··· SUPPLIED MATERIAL

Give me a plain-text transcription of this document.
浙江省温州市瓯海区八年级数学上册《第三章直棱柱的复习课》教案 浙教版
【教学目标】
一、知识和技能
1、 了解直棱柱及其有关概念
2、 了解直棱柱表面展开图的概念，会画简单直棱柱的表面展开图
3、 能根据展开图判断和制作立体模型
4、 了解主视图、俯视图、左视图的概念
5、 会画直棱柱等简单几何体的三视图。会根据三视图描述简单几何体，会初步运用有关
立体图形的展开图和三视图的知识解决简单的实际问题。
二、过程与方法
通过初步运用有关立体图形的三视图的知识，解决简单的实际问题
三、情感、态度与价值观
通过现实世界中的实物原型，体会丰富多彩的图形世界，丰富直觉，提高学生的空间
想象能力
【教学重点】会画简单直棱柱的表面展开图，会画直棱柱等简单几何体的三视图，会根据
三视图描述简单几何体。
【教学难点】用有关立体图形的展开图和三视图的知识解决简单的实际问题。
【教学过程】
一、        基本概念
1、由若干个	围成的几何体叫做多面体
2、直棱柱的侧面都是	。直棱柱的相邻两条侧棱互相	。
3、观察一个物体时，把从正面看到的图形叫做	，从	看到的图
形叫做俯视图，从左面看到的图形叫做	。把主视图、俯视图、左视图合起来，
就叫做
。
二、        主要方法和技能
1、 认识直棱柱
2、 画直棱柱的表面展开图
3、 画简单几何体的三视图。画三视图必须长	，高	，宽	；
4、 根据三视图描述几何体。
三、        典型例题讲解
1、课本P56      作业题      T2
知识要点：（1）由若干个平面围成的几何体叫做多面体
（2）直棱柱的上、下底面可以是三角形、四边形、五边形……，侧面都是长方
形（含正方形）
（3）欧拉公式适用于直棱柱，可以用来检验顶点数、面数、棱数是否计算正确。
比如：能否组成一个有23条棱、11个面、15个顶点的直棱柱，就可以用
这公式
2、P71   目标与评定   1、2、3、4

······
··· SUPPLIED MATERIAL

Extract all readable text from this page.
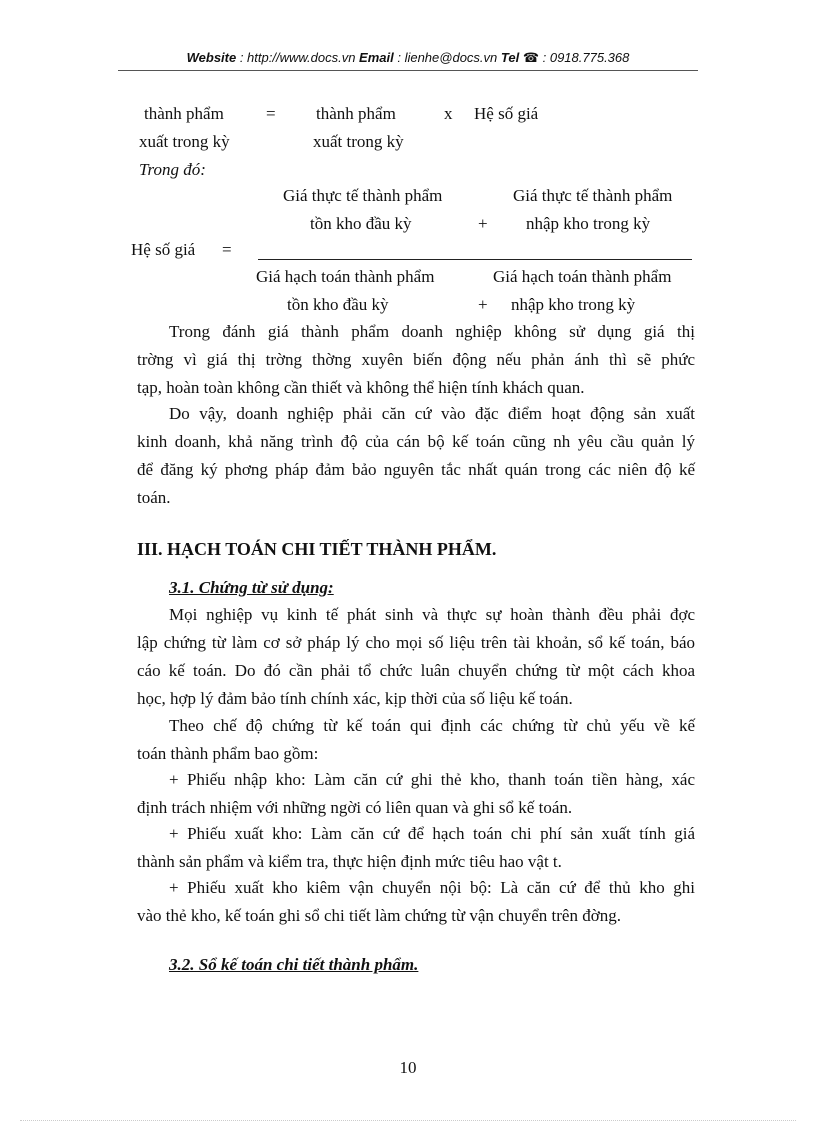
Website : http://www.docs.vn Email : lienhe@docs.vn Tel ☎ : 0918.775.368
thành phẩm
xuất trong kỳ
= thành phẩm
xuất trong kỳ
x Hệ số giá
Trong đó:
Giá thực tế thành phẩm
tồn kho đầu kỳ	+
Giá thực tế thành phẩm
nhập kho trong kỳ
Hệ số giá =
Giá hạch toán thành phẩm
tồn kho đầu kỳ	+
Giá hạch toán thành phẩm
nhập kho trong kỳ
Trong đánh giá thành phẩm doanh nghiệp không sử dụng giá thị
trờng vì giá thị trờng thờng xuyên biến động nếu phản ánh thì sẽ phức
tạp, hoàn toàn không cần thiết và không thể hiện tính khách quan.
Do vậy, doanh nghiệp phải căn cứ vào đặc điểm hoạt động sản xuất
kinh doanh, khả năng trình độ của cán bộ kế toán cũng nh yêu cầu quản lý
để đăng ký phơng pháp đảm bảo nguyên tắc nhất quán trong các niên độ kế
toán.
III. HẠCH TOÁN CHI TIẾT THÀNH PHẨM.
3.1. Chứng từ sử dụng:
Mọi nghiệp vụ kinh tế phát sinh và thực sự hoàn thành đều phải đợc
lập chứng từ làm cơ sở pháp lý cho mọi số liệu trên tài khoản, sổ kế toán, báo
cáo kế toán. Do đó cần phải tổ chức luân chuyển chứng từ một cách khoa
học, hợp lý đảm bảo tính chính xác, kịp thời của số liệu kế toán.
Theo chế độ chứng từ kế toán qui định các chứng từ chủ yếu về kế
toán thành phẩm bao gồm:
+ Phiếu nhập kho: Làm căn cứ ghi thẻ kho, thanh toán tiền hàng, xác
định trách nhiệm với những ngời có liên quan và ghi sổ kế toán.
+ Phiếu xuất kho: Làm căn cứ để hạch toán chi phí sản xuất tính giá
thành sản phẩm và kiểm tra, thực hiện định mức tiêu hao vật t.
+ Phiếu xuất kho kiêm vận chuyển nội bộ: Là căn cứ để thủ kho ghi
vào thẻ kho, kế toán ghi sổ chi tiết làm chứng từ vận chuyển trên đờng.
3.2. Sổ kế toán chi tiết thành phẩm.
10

······

§ **DIRECTIONS**
Scan the records for the string "phải". Copy each line in which it appears.

§ **RESPONSE**
Do vậy, doanh nghiệp phải căn cứ vào đặc điểm hoạt động sản xuất
Mọi nghiệp vụ kinh tế phát sinh và thực sự hoàn thành đều phải đợc
cáo kế toán. Do đó cần phải tổ chức luân chuyển chứng từ một cách khoa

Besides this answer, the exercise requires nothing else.